- **Task requirements**
Find all the lines with "grid" and gather them.

- **Available data**

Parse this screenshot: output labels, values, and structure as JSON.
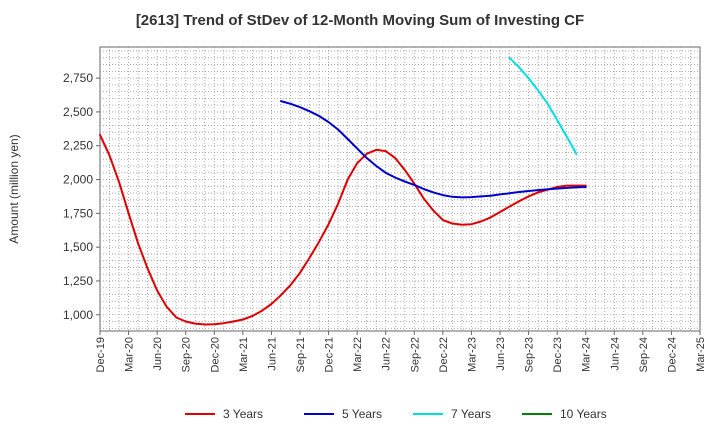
{
  "chart_data": {
    "type": "line",
    "title": "[2613]  Trend of StDev of 12-Month Moving Sum of Investing CF",
    "xlabel": "",
    "ylabel": "Amount (million yen)",
    "ylim": [
      880,
      2980
    ],
    "yticks": [
      1000,
      1250,
      1500,
      1750,
      2000,
      2250,
      2500,
      2750
    ],
    "ytick_labels": [
      "1,000",
      "1,250",
      "1,500",
      "1,750",
      "2,000",
      "2,250",
      "2,500",
      "2,750"
    ],
    "x_categories": [
      "Dec-19",
      "Mar-20",
      "Jun-20",
      "Sep-20",
      "Dec-20",
      "Mar-21",
      "Jun-21",
      "Sep-21",
      "Dec-21",
      "Mar-22",
      "Jun-22",
      "Sep-22",
      "Dec-22",
      "Mar-23",
      "Jun-23",
      "Sep-23",
      "Dec-23",
      "Mar-24",
      "Jun-24",
      "Sep-24",
      "Dec-24",
      "Mar-25"
    ],
    "grid": true,
    "legend_position": "bottom",
    "series": [
      {
        "name": "3 Years",
        "color": "#dd0000",
        "x": [
          0,
          0.33,
          0.67,
          1,
          1.33,
          1.67,
          2,
          2.33,
          2.67,
          3,
          3.33,
          3.67,
          4,
          4.33,
          4.67,
          5,
          5.33,
          5.67,
          6,
          6.33,
          6.67,
          7,
          7.33,
          7.67,
          8,
          8.33,
          8.67,
          9,
          9.33,
          9.67,
          10,
          10.33,
          10.67,
          11,
          11.33,
          11.67,
          12,
          12.33,
          12.67,
          13,
          13.33,
          13.67,
          14,
          14.33,
          14.67,
          15,
          15.33,
          15.67,
          16,
          16.33,
          16.67,
          17
        ],
        "values": [
          2330,
          2180,
          1980,
          1750,
          1530,
          1340,
          1180,
          1060,
          980,
          950,
          935,
          928,
          930,
          938,
          950,
          965,
          990,
          1030,
          1080,
          1145,
          1220,
          1310,
          1420,
          1540,
          1670,
          1820,
          2000,
          2120,
          2190,
          2220,
          2210,
          2160,
          2070,
          1970,
          1860,
          1770,
          1700,
          1675,
          1665,
          1670,
          1690,
          1720,
          1760,
          1800,
          1840,
          1875,
          1905,
          1925,
          1945,
          1955,
          1955,
          1955
        ]
      },
      {
        "name": "5 Years",
        "color": "#0000cc",
        "x": [
          6.33,
          6.67,
          7,
          7.33,
          7.67,
          8,
          8.33,
          8.67,
          9,
          9.33,
          9.67,
          10,
          10.33,
          10.67,
          11,
          11.33,
          11.67,
          12,
          12.33,
          12.67,
          13,
          13.33,
          13.67,
          14,
          14.33,
          14.67,
          15,
          15.33,
          15.67,
          16,
          16.33,
          16.67,
          17
        ],
        "values": [
          2580,
          2560,
          2535,
          2505,
          2470,
          2425,
          2370,
          2300,
          2230,
          2160,
          2100,
          2050,
          2015,
          1985,
          1960,
          1930,
          1905,
          1885,
          1872,
          1868,
          1870,
          1875,
          1880,
          1890,
          1898,
          1908,
          1915,
          1922,
          1928,
          1933,
          1938,
          1942,
          1945
        ]
      },
      {
        "name": "7 Years",
        "color": "#00e0e0",
        "x": [
          14.33,
          14.67,
          15,
          15.33,
          15.67,
          16,
          16.33,
          16.67
        ],
        "values": [
          2900,
          2830,
          2750,
          2660,
          2560,
          2440,
          2320,
          2190
        ]
      },
      {
        "name": "10 Years",
        "color": "#008000",
        "x": [],
        "values": []
      }
    ]
  }
}
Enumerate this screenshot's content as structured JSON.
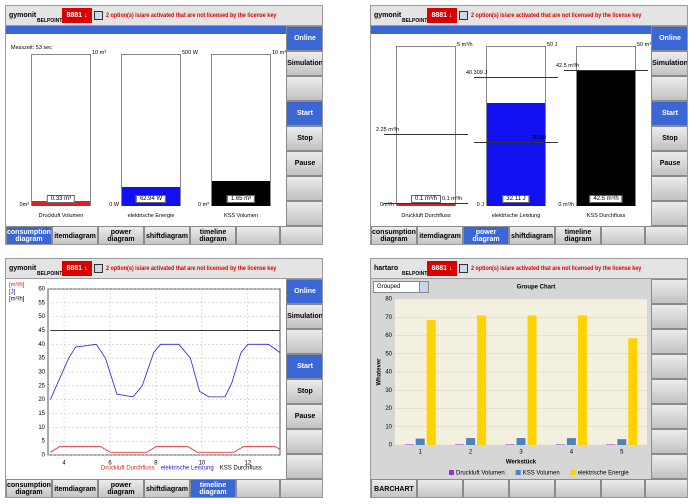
{
  "screens": [
    {
      "logo": "gymonit",
      "brand": "BELPOINT",
      "code": "8881 ↓",
      "message": "2 option(s) is/are activated that are not licensed by the license key",
      "buttons": [
        {
          "label": "Online",
          "highlighted": true
        },
        {
          "label": "Simulation",
          "highlighted": false
        },
        {
          "label": "Start",
          "highlighted": true
        },
        {
          "label": "Stop",
          "highlighted": false
        },
        {
          "label": "Pause",
          "highlighted": false
        }
      ],
      "tabs": [
        "consumption diagram",
        "itemdiagram",
        "power diagram",
        "shiftdiagram",
        "timeline diagram"
      ],
      "active_tab": 0,
      "caption": "Messzeit: 53 sec",
      "gauges": [
        {
          "name": "Druckluft Volumen",
          "max": 10,
          "max_label": "10 m³",
          "min_label": "0m³",
          "value": 0.33,
          "value_label": "0.33 m³",
          "color": "#e02020"
        },
        {
          "name": "elektrische Energie",
          "max": 500,
          "max_label": "500 W",
          "min_label": "0 W",
          "value": 62.94,
          "value_label": "62.94 W",
          "color": "#1010f0"
        },
        {
          "name": "KSS Volumen",
          "max": 10,
          "max_label": "10 m³",
          "min_label": "0 m³",
          "value": 1.65,
          "value_label": "1.65 m³",
          "color": "#000000"
        }
      ]
    },
    {
      "logo": "gymonit",
      "brand": "BELPOINT",
      "code": "8881 ↓",
      "message": "2 option(s) is/are activated that are not licensed by the license key",
      "buttons": [
        {
          "label": "Online",
          "highlighted": true
        },
        {
          "label": "Simulation",
          "highlighted": false
        },
        {
          "label": "Start",
          "highlighted": true
        },
        {
          "label": "Stop",
          "highlighted": false
        },
        {
          "label": "Pause",
          "highlighted": false
        }
      ],
      "tabs": [
        "consumption diagram",
        "itemdiagram",
        "power diagram",
        "shiftdiagram",
        "timeline diagram"
      ],
      "active_tab": 2,
      "gauges": [
        {
          "name": "Druckluft Durchfluss",
          "max": 5,
          "max_label": "5 m³/h",
          "min_label": "0m³/h",
          "value": 0.1,
          "value_label": "0.1 m³/h",
          "color": "#e02020",
          "markers": [
            {
              "value": 2.25,
              "label": "2.25 m³/h"
            },
            {
              "value": 0.1,
              "label": "0.1 m³/h"
            }
          ]
        },
        {
          "name": "elektrische Leistung",
          "max": 50,
          "max_label": "50 J",
          "min_label": "0 J",
          "value": 32.11,
          "value_label": "32.11 J",
          "color": "#1010f0",
          "markers": [
            {
              "value": 40.309,
              "label": "40.309 J"
            },
            {
              "value": 20.09,
              "label": "20.09"
            }
          ]
        },
        {
          "name": "KSS Durchfluss",
          "max": 50,
          "max_label": "50 m³/h",
          "min_label": "0 m³/h",
          "value": 42.5,
          "value_label": "42.5 m³/h",
          "color": "#000000",
          "markers": [
            {
              "value": 42.5,
              "label": "42.5 m³/h"
            }
          ]
        }
      ]
    },
    {
      "logo": "gymonit",
      "brand": "BELPOINT",
      "code": "8881 ↓",
      "message": "2 option(s) is/are activated that are not licensed by the license key",
      "buttons": [
        {
          "label": "Online",
          "highlighted": true
        },
        {
          "label": "Simulation",
          "highlighted": false
        },
        {
          "label": "Start",
          "highlighted": true
        },
        {
          "label": "Stop",
          "highlighted": false
        },
        {
          "label": "Pause",
          "highlighted": false
        }
      ],
      "tabs": [
        "consumption diagram",
        "itemdiagram",
        "power diagram",
        "shiftdiagram",
        "timeline diagram"
      ],
      "active_tab": 4,
      "chart_data": {
        "type": "line",
        "y_units": [
          {
            "text": "[m³/h]",
            "color": "#e02020"
          },
          {
            "text": "[J]",
            "color": "#2020e0"
          },
          {
            "text": "[m³/h]",
            "color": "#000000"
          }
        ],
        "xlim": [
          3.3,
          13.4
        ],
        "xticks": [
          4,
          6,
          8,
          10,
          12
        ],
        "ylim": [
          0,
          60
        ],
        "yticks": [
          0,
          5,
          10,
          15,
          20,
          25,
          30,
          35,
          40,
          45,
          50,
          55,
          60
        ],
        "grid": true,
        "legend": "bottom",
        "series": [
          {
            "name": "Druckluft Durchfluss",
            "color": "#e02020",
            "x": [
              3.4,
              3.8,
              5.6,
              6.0,
              7.6,
              8.0,
              9.4,
              9.8,
              11.4,
              11.8,
              13.2,
              13.4
            ],
            "values": [
              1,
              3,
              3,
              1,
              1,
              3,
              3,
              1,
              1,
              3,
              3,
              2
            ]
          },
          {
            "name": "elektrische Leistung",
            "color": "#2020e0",
            "x": [
              3.4,
              4.2,
              4.5,
              5.4,
              5.8,
              6.3,
              7.0,
              7.4,
              7.9,
              8.2,
              9.0,
              9.5,
              9.9,
              10.3,
              11.0,
              11.3,
              11.7,
              12.0,
              12.9,
              13.4
            ],
            "values": [
              20,
              35,
              39,
              40,
              35,
              22,
              21,
              25,
              37,
              40,
              40,
              35,
              23,
              21,
              21,
              26,
              37,
              40,
              40,
              37
            ]
          },
          {
            "name": "KSS Durchfluss",
            "color": "#000000",
            "x": [
              3.4,
              13.4
            ],
            "values": [
              45,
              45
            ]
          }
        ]
      }
    },
    {
      "logo": "hartaro",
      "brand": "BELPOINT",
      "code": "8881 ↓",
      "message": "2 option(s) is/are activated that are not licensed by the license key",
      "tabs": [
        "BARCHART"
      ],
      "dropdown": "Grouped",
      "chart_data": {
        "type": "bar",
        "title": "Groupe Chart",
        "ylabel": "Whatever",
        "xlabel": "Werkstück",
        "categories": [
          "1",
          "2",
          "3",
          "4",
          "5"
        ],
        "ylim": [
          0,
          80
        ],
        "yticks": [
          0,
          10,
          20,
          30,
          40,
          50,
          60,
          70,
          80
        ],
        "grid": true,
        "legend": "bottom",
        "series": [
          {
            "name": "Druckluft Volumen",
            "color": "#9b30d0",
            "values": [
              0.3,
              0.3,
              0.3,
              0.3,
              0.3
            ]
          },
          {
            "name": "KSS Volumen",
            "color": "#4f81bd",
            "values": [
              3.5,
              3.8,
              3.8,
              3.8,
              3.2
            ]
          },
          {
            "name": "elektrische Energie",
            "color": "#ffd200",
            "values": [
              68.5,
              71,
              71,
              71,
              58.5
            ]
          }
        ]
      }
    }
  ]
}
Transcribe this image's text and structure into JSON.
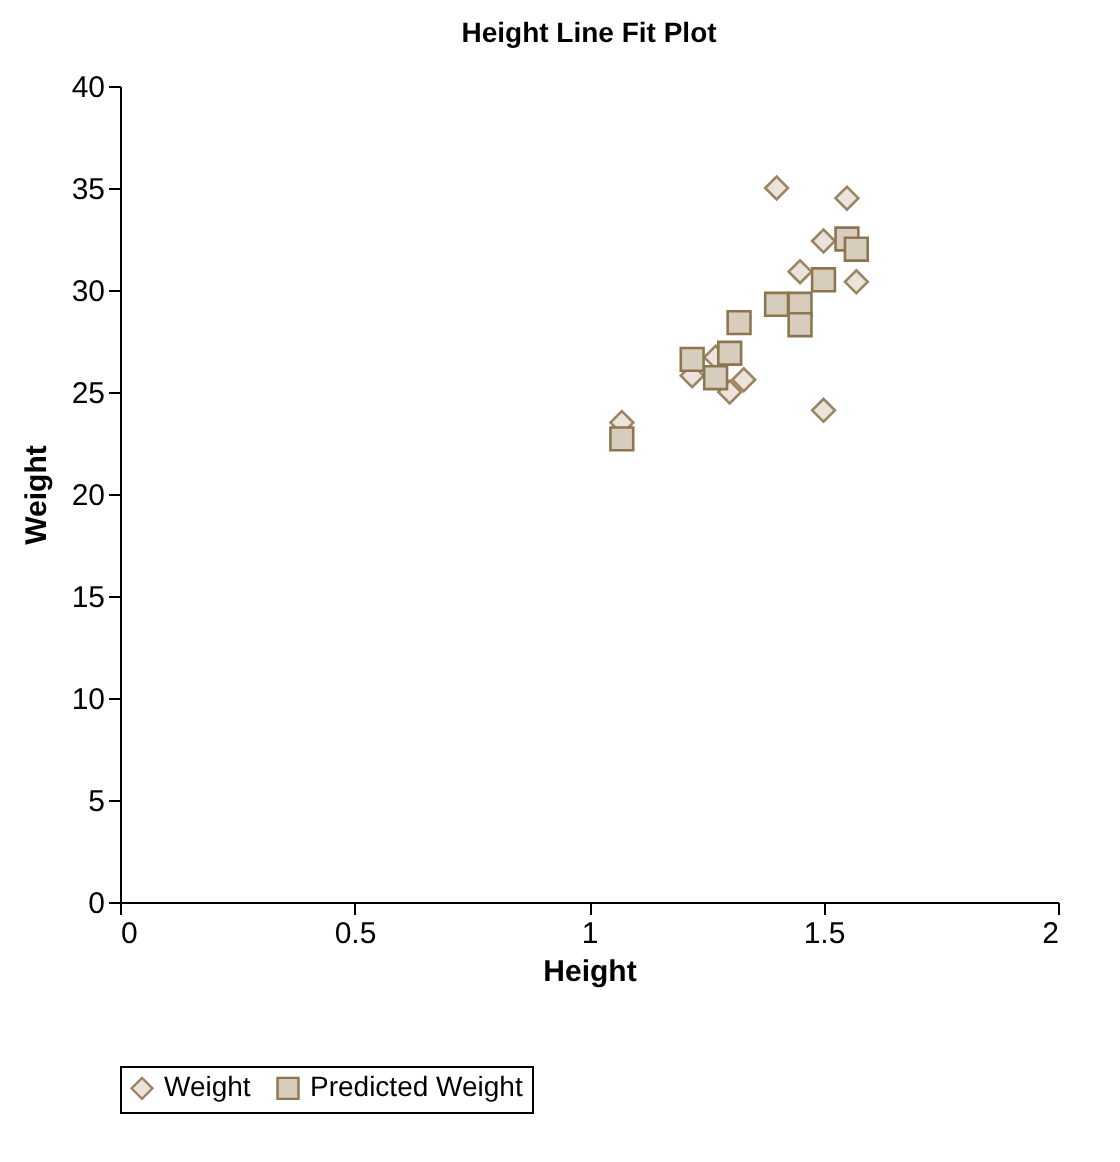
{
  "chart_data": {
    "type": "scatter",
    "title": "Height Line Fit Plot",
    "xlabel": "Height",
    "ylabel": "Weight",
    "xlim": [
      0,
      2
    ],
    "xticks": [
      0,
      0.5,
      1,
      1.5,
      2
    ],
    "ylim": [
      0,
      40
    ],
    "yticks": [
      0,
      5,
      10,
      15,
      20,
      25,
      30,
      35,
      40
    ],
    "grid": false,
    "legend": "bottom",
    "series": [
      {
        "name": "Weight",
        "color": "#ece4dc",
        "marker": "diamond",
        "x": [
          1.4,
          1.55,
          1.5,
          1.45,
          1.57,
          1.5,
          1.33,
          1.3,
          1.22,
          1.27,
          1.07
        ],
        "values": [
          35.0,
          34.5,
          32.4,
          30.9,
          30.4,
          24.1,
          25.6,
          25.0,
          25.8,
          26.7,
          23.5
        ]
      },
      {
        "name": "Predicted Weight",
        "color": "#d8ccbc",
        "marker": "square",
        "x": [
          1.55,
          1.57,
          1.5,
          1.4,
          1.45,
          1.45,
          1.32,
          1.3,
          1.22,
          1.27,
          1.07
        ],
        "values": [
          32.5,
          32.0,
          30.5,
          29.3,
          29.3,
          28.3,
          28.4,
          26.9,
          26.6,
          25.7,
          22.7
        ]
      }
    ]
  }
}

- **Solution to this task**
    "grid": true,
        "grid": true,
        "grid": true,
    "grid": false,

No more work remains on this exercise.